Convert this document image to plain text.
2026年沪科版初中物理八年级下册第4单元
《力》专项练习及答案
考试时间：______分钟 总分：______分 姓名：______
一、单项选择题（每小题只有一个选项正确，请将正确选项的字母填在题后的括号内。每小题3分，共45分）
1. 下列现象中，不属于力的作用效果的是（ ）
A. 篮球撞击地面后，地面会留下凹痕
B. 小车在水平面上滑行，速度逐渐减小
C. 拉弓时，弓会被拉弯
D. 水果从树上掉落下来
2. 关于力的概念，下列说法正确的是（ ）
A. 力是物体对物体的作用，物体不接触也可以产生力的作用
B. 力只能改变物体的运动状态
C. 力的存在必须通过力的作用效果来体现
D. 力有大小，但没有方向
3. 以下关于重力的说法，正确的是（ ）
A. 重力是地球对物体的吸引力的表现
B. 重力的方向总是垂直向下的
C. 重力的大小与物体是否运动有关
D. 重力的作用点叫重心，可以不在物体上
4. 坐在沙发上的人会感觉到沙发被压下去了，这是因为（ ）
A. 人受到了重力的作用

################

> Problem to solve
Reproduce each entry above exactly, keeping every word.

> Solution
Convert this document image to plain text.
2026年沪科版初中物理八年级下册第4单元
《力》专项练习及答案
考试时间：______分钟 总分：______分 姓名：______
一、单项选择题（每小题只有一个选项正确，请将正确选项的字母填在题后的括号内。每小题3分，共45分）
1. 下列现象中，不属于力的作用效果的是（ ）
A. 篮球撞击地面后，地面会留下凹痕
B. 小车在水平面上滑行，速度逐渐减小
C. 拉弓时，弓会被拉弯
D. 水果从树上掉落下来
2. 关于力的概念，下列说法正确的是（ ）
A. 力是物体对物体的作用，物体不接触也可以产生力的作用
B. 力只能改变物体的运动状态
C. 力的存在必须通过力的作用效果来体现
D. 力有大小，但没有方向
3. 以下关于重力的说法，正确的是（ ）
A. 重力是地球对物体的吸引力的表现
B. 重力的方向总是垂直向下的
C. 重力的大小与物体是否运动有关
D. 重力的作用点叫重心，可以不在物体上
4. 坐在沙发上的人会感觉到沙发被压下去了，这是因为（ ）
A. 人受到了重力的作用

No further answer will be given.